Dataset records:

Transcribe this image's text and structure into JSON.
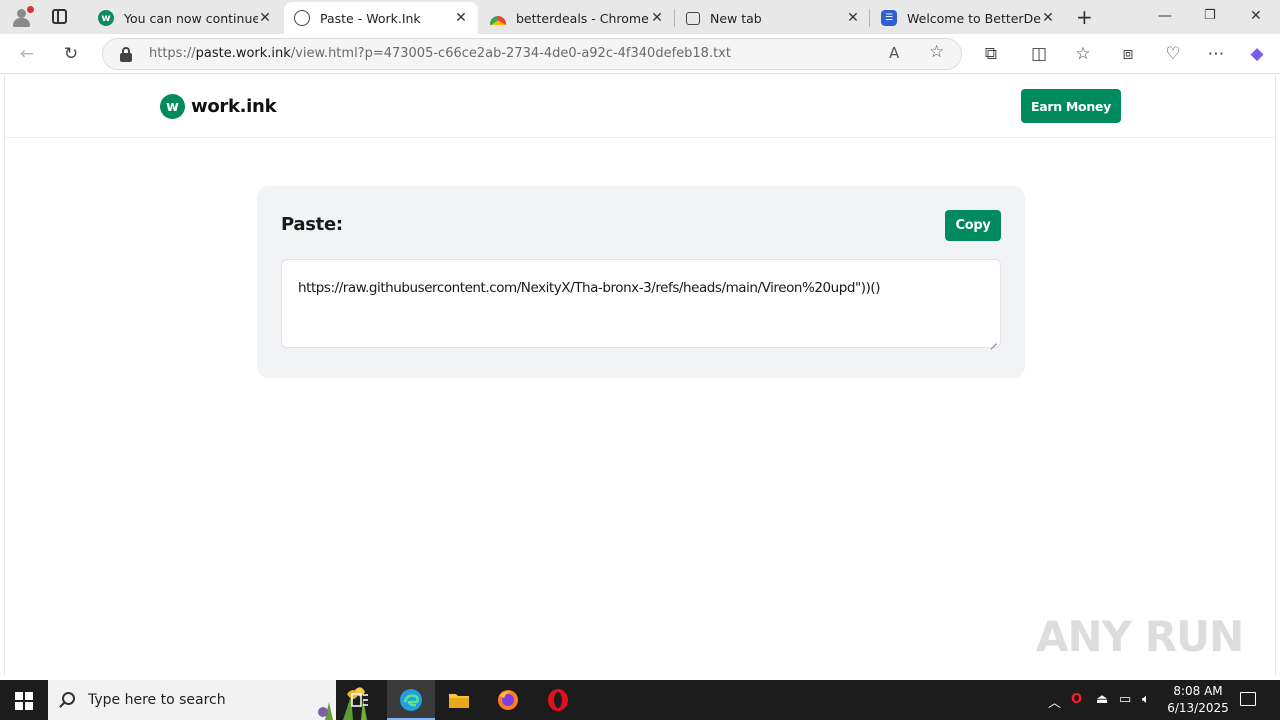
{
  "browser": {
    "tabs": [
      {
        "title": "You can now continue!",
        "favicon": "work-ink-icon",
        "active": false
      },
      {
        "title": "Paste - Work.Ink",
        "favicon": "globe-icon",
        "active": true
      },
      {
        "title": "betterdeals - Chrome We",
        "favicon": "rainbow-icon",
        "active": false
      },
      {
        "title": "New tab",
        "favicon": "new-tab-page-icon",
        "active": false
      },
      {
        "title": "Welcome to BetterDeals",
        "favicon": "betterdeals-icon",
        "active": false
      }
    ],
    "url_prefix": "https://",
    "url_host": "paste.work.ink",
    "url_path": "/view.html?p=473005-c66ce2ab-2734-4de0-a92c-4f340defeb18.txt"
  },
  "site": {
    "logo_mark": "w",
    "logo_text": "work.ink",
    "earn_button": "Earn Money",
    "accent_color": "#008b5e"
  },
  "paste": {
    "title": "Paste:",
    "copy_button": "Copy",
    "content": "https://raw.githubusercontent.com/NexityX/Tha-bronx-3/refs/heads/main/Vireon%20upd\"))()"
  },
  "watermark": "ANY RUN",
  "taskbar": {
    "search_placeholder": "Type here to search",
    "time": "8:08 AM",
    "date": "6/13/2025"
  }
}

Exercise prompt: Repeat every record precisely. Any picture among them stays out of the copy.

Response for this exercise:
Transcribe this image's text and structure into JSON.
{
  "browser": {
    "tabs": [
      {
        "title": "You can now continue!",
        "favicon": "work-ink-icon",
        "active": false
      },
      {
        "title": "Paste - Work.Ink",
        "favicon": "globe-icon",
        "active": true
      },
      {
        "title": "betterdeals - Chrome We",
        "favicon": "rainbow-icon",
        "active": false
      },
      {
        "title": "New tab",
        "favicon": "new-tab-page-icon",
        "active": false
      },
      {
        "title": "Welcome to BetterDeals",
        "favicon": "betterdeals-icon",
        "active": false
      }
    ],
    "url_prefix": "https://",
    "url_host": "paste.work.ink",
    "url_path": "/view.html?p=473005-c66ce2ab-2734-4de0-a92c-4f340defeb18.txt"
  },
  "site": {
    "logo_mark": "w",
    "logo_text": "work.ink",
    "earn_button": "Earn Money",
    "accent_color": "#008b5e"
  },
  "paste": {
    "title": "Paste:",
    "copy_button": "Copy",
    "content": "https://raw.githubusercontent.com/NexityX/Tha-bronx-3/refs/heads/main/Vireon%20upd\"))()"
  },
  "watermark": "ANY RUN",
  "taskbar": {
    "search_placeholder": "Type here to search",
    "time": "8:08 AM",
    "date": "6/13/2025"
  }
}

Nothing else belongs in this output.